# start of Recorded data

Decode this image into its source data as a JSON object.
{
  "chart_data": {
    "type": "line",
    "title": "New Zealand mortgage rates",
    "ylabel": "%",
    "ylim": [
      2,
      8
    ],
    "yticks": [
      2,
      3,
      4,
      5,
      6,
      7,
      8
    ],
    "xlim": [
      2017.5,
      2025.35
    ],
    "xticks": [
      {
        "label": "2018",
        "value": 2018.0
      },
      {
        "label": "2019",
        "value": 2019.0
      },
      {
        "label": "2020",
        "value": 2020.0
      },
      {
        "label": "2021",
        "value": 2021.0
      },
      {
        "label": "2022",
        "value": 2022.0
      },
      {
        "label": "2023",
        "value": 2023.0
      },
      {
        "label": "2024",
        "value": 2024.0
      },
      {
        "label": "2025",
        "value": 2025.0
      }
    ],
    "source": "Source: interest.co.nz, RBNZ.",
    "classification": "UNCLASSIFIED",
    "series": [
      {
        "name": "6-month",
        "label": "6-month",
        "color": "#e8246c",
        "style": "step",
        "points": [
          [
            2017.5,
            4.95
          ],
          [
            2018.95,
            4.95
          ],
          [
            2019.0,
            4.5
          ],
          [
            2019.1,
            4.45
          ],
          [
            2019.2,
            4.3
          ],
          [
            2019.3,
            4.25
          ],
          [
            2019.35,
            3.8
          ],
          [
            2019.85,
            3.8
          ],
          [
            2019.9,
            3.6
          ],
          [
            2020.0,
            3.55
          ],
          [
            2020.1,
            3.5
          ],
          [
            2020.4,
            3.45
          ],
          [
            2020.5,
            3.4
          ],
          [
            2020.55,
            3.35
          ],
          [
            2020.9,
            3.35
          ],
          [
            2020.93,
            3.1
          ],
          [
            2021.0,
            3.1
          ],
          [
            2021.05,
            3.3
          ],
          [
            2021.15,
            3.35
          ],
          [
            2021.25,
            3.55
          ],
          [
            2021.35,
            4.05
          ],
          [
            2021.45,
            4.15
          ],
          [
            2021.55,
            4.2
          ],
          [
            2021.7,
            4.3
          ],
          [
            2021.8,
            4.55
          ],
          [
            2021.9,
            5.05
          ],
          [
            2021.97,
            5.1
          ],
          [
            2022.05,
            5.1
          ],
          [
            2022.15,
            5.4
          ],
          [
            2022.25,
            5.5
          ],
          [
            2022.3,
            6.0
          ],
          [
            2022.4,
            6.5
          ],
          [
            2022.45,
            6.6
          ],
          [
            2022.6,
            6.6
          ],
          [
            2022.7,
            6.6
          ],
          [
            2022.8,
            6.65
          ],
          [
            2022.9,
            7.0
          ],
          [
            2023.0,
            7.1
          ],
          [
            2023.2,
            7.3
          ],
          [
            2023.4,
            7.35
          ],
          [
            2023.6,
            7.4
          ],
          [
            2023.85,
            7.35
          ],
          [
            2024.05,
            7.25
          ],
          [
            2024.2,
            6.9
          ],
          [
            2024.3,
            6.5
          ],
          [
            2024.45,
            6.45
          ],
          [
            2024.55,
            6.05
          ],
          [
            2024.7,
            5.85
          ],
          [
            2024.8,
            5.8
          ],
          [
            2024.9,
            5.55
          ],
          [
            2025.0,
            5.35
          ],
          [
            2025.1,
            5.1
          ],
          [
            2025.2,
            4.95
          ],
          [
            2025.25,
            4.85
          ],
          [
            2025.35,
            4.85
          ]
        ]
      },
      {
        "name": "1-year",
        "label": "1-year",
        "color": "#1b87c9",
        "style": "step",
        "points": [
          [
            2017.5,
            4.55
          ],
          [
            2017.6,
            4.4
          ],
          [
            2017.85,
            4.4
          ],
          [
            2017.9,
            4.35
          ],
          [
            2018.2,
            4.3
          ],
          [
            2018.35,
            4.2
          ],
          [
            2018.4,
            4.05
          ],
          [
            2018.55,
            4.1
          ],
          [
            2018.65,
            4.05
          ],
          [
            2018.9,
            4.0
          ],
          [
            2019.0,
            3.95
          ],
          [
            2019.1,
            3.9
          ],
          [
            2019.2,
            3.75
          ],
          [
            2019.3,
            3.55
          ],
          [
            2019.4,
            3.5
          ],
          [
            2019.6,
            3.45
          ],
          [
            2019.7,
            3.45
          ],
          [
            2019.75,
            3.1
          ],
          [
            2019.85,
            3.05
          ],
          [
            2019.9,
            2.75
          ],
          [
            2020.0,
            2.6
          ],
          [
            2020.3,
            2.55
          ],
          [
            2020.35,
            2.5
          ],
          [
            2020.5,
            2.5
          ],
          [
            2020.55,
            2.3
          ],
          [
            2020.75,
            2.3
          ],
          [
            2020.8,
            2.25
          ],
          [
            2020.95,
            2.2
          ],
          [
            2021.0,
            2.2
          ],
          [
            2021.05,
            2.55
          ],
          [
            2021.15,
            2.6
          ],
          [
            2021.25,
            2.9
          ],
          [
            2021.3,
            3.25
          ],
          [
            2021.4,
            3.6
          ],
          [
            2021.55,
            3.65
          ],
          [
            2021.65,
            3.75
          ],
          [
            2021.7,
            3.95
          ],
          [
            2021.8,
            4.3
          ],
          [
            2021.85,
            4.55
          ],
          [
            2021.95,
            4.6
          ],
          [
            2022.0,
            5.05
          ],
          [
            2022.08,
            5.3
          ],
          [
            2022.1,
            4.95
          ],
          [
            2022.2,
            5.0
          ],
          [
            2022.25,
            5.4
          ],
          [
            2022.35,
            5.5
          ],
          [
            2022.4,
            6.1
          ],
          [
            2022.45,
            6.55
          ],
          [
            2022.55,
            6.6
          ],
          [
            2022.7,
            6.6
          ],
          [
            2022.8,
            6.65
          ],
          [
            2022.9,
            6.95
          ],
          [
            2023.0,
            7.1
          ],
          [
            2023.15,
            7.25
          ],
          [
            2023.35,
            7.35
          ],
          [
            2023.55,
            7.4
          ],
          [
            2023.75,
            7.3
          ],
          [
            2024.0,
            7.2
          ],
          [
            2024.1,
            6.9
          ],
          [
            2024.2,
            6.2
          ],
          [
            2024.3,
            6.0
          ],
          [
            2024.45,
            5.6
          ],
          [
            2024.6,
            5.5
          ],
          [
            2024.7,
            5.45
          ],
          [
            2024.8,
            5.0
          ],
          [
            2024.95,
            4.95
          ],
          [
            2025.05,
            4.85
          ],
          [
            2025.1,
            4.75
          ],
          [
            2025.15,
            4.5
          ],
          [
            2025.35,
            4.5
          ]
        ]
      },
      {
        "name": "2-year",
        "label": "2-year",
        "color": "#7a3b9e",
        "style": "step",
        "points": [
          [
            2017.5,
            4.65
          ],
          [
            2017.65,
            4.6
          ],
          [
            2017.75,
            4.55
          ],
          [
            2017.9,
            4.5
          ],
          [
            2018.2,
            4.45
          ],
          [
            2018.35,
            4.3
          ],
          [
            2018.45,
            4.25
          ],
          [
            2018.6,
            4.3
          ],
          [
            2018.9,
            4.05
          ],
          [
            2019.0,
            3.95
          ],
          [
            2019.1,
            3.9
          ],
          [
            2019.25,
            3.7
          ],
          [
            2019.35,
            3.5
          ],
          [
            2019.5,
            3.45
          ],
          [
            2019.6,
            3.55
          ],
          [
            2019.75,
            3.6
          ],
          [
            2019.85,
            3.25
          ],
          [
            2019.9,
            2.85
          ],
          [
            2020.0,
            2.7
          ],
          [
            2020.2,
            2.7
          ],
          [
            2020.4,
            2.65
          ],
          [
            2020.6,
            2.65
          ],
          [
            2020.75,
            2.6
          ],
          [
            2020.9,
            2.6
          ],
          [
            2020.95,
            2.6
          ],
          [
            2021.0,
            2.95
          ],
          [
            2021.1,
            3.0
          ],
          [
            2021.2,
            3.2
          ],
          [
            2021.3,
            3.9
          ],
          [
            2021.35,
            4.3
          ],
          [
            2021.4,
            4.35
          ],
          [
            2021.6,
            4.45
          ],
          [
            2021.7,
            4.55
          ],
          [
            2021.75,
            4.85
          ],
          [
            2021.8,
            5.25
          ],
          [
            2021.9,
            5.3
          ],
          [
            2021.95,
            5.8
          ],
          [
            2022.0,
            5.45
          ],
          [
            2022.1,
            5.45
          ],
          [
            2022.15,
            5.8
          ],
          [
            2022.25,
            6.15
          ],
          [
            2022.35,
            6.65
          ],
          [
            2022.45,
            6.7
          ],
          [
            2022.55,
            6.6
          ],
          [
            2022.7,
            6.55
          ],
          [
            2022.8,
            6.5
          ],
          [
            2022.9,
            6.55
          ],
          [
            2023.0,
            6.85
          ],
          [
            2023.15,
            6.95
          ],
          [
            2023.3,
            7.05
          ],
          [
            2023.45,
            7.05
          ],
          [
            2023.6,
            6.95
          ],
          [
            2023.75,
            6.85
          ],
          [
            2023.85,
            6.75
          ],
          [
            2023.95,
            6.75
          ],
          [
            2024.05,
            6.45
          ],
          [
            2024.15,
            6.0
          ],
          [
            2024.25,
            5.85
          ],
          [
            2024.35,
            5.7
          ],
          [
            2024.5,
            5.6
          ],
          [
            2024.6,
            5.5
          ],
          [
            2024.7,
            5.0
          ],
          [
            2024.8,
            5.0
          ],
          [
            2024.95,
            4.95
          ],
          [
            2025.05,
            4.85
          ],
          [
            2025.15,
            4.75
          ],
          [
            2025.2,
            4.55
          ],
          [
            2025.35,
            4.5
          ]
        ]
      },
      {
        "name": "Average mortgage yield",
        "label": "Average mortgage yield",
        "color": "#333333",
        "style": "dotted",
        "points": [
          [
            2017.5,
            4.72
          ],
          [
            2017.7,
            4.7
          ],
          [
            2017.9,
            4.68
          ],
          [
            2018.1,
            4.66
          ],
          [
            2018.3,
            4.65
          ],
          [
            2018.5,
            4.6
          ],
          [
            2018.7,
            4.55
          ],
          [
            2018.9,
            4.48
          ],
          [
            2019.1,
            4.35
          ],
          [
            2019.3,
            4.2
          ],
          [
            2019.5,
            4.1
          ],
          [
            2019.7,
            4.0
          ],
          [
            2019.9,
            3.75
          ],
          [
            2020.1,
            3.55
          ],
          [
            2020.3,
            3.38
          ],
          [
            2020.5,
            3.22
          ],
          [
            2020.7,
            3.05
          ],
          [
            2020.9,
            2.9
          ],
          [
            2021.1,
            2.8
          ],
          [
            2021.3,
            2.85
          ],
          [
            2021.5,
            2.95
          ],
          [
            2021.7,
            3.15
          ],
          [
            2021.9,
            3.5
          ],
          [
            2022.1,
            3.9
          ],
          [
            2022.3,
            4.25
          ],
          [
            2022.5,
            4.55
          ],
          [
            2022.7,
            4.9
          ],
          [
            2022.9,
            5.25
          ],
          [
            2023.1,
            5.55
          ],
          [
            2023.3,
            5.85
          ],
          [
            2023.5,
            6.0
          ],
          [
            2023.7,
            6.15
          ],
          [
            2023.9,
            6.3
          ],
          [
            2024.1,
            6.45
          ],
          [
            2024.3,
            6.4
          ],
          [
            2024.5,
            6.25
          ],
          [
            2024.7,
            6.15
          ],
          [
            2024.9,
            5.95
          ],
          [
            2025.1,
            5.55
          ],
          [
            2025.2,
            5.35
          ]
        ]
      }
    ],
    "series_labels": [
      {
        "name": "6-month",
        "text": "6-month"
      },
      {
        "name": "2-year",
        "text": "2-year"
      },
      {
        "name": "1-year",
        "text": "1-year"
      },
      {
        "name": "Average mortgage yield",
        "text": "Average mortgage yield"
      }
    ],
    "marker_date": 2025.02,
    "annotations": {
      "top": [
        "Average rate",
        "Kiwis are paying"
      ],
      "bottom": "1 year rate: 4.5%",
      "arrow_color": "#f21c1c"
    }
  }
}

# end of Recorded data

* What to work on:
Report all lines of the data above that include the string "month".

* Complete response:
        "name": "6-month",
        "label": "6-month",
        "name": "6-month",
        "text": "6-month"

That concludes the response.